* start Records supplied *

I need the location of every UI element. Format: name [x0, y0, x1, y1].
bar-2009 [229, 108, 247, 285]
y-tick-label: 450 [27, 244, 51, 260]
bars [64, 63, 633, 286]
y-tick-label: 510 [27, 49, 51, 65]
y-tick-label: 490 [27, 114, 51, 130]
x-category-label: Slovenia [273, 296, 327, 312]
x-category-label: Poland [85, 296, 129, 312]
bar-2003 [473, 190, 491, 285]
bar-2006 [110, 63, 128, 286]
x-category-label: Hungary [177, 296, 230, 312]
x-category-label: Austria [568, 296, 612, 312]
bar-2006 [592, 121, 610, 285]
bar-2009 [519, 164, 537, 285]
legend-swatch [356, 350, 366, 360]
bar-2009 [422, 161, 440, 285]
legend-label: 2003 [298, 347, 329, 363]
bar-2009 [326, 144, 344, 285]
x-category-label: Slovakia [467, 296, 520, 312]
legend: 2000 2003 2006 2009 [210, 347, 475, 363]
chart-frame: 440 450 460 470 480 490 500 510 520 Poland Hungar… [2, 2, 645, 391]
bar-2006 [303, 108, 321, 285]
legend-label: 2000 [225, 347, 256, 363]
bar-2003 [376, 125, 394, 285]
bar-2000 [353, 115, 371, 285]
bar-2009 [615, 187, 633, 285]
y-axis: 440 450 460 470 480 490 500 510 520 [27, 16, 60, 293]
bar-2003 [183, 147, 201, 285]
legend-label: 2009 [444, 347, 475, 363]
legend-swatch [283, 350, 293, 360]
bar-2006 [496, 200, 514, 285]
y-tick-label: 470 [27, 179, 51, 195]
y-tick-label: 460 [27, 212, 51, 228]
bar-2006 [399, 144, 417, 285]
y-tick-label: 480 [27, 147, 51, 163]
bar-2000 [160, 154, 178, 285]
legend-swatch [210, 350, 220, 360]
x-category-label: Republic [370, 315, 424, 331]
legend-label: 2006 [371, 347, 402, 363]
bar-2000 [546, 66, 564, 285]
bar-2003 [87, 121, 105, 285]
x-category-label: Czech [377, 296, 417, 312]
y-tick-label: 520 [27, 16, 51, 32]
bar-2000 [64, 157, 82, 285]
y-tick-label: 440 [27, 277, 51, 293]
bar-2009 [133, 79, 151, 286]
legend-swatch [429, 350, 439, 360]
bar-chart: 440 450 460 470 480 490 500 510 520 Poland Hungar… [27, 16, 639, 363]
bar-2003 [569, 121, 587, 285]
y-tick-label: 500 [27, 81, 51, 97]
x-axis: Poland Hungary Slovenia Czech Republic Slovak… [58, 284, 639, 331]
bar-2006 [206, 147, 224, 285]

* end Records supplied *

[What the task requires]
Copy the material word for word, from its first line through the line that contains "bar-2009 [519, 164, 537, 285]", including both of those lines.

[Result for this exercise]
I need the location of every UI element. Format: name [x0, y0, x1, y1].
bar-2009 [229, 108, 247, 285]
y-tick-label: 450 [27, 244, 51, 260]
bars [64, 63, 633, 286]
y-tick-label: 510 [27, 49, 51, 65]
y-tick-label: 490 [27, 114, 51, 130]
x-category-label: Slovenia [273, 296, 327, 312]
x-category-label: Poland [85, 296, 129, 312]
bar-2003 [473, 190, 491, 285]
bar-2006 [110, 63, 128, 286]
x-category-label: Hungary [177, 296, 230, 312]
x-category-label: Austria [568, 296, 612, 312]
bar-2006 [592, 121, 610, 285]
bar-2009 [519, 164, 537, 285]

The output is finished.